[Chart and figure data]
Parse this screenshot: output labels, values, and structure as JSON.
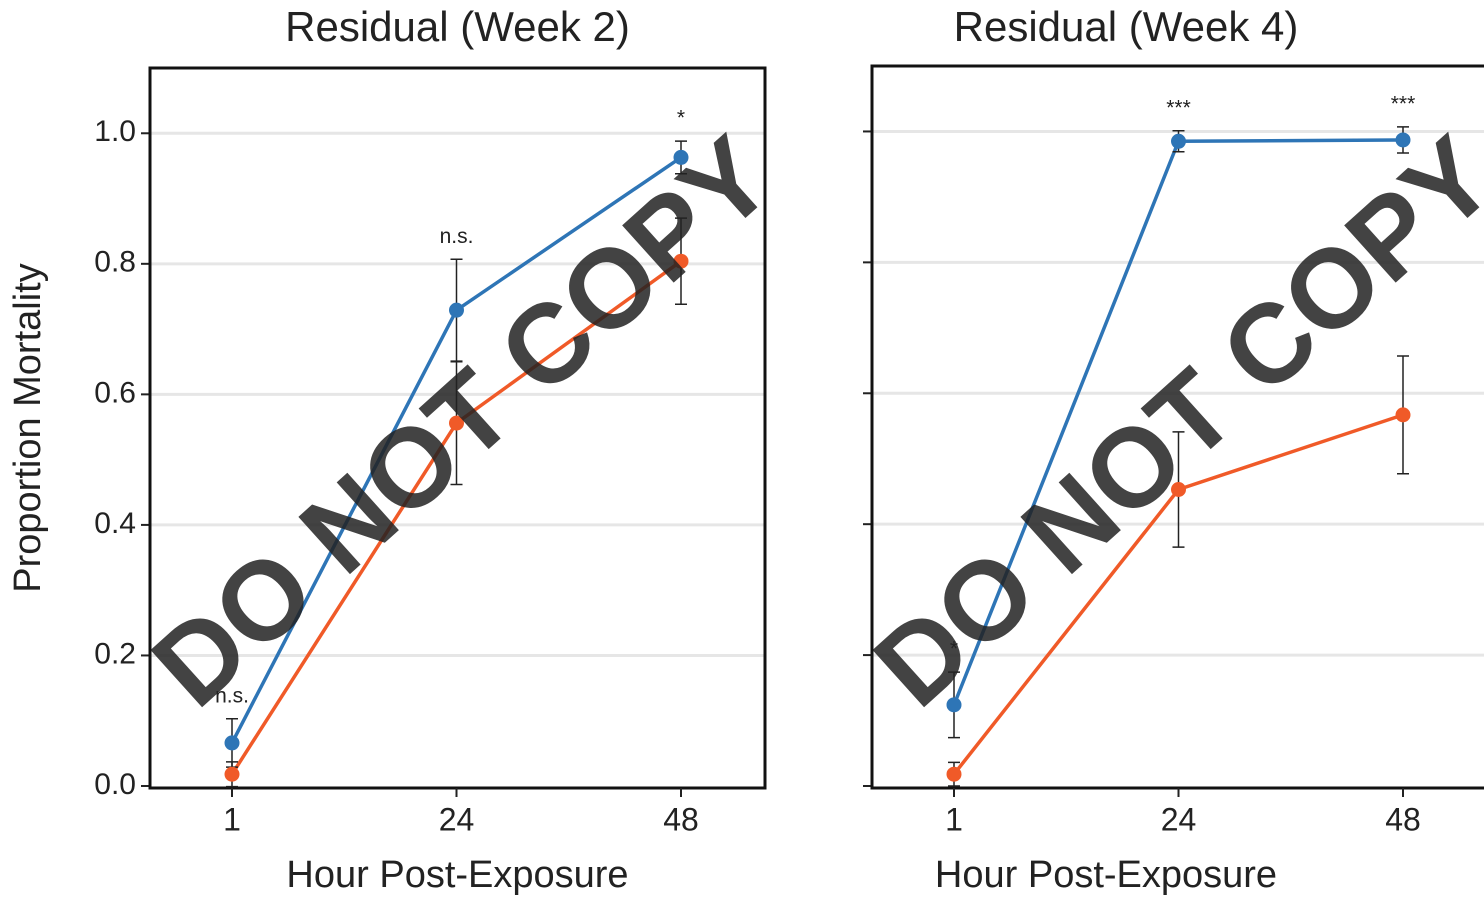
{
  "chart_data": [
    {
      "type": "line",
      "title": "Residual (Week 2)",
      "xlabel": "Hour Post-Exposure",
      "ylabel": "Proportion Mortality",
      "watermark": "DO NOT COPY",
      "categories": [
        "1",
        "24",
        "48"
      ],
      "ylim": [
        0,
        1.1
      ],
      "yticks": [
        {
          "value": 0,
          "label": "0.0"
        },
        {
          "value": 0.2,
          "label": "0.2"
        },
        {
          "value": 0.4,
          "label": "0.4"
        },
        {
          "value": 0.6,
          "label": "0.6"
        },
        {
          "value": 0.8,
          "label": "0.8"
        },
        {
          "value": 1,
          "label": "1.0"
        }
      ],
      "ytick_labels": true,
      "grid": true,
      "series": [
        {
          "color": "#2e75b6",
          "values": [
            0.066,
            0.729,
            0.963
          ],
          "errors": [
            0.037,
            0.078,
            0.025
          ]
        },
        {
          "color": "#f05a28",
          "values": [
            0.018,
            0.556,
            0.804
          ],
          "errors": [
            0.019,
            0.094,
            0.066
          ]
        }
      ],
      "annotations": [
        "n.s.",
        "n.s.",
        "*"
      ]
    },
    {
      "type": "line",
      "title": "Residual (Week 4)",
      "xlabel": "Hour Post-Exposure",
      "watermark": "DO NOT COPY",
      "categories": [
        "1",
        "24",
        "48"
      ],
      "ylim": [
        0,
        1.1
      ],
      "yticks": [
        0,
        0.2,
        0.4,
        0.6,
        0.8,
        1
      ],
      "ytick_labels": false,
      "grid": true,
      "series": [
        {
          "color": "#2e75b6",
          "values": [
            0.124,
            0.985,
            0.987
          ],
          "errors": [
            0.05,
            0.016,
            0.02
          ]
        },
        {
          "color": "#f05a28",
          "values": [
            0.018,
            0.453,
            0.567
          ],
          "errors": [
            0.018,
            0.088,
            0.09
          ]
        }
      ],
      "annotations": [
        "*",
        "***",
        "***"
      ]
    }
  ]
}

→ What needs to be done: Reproduce each line of the records exactly, and omit every picture.

→ The answer:
Parse this screenshot: output labels, values, and structure as JSON.
{
  "chart_data": [
    {
      "type": "line",
      "title": "Residual (Week 2)",
      "xlabel": "Hour Post-Exposure",
      "ylabel": "Proportion Mortality",
      "watermark": "DO NOT COPY",
      "categories": [
        "1",
        "24",
        "48"
      ],
      "ylim": [
        0,
        1.1
      ],
      "yticks": [
        {
          "value": 0,
          "label": "0.0"
        },
        {
          "value": 0.2,
          "label": "0.2"
        },
        {
          "value": 0.4,
          "label": "0.4"
        },
        {
          "value": 0.6,
          "label": "0.6"
        },
        {
          "value": 0.8,
          "label": "0.8"
        },
        {
          "value": 1,
          "label": "1.0"
        }
      ],
      "ytick_labels": true,
      "grid": true,
      "series": [
        {
          "color": "#2e75b6",
          "values": [
            0.066,
            0.729,
            0.963
          ],
          "errors": [
            0.037,
            0.078,
            0.025
          ]
        },
        {
          "color": "#f05a28",
          "values": [
            0.018,
            0.556,
            0.804
          ],
          "errors": [
            0.019,
            0.094,
            0.066
          ]
        }
      ],
      "annotations": [
        "n.s.",
        "n.s.",
        "*"
      ]
    },
    {
      "type": "line",
      "title": "Residual (Week 4)",
      "xlabel": "Hour Post-Exposure",
      "watermark": "DO NOT COPY",
      "categories": [
        "1",
        "24",
        "48"
      ],
      "ylim": [
        0,
        1.1
      ],
      "yticks": [
        0,
        0.2,
        0.4,
        0.6,
        0.8,
        1
      ],
      "ytick_labels": false,
      "grid": true,
      "series": [
        {
          "color": "#2e75b6",
          "values": [
            0.124,
            0.985,
            0.987
          ],
          "errors": [
            0.05,
            0.016,
            0.02
          ]
        },
        {
          "color": "#f05a28",
          "values": [
            0.018,
            0.453,
            0.567
          ],
          "errors": [
            0.018,
            0.088,
            0.09
          ]
        }
      ],
      "annotations": [
        "*",
        "***",
        "***"
      ]
    }
  ]
}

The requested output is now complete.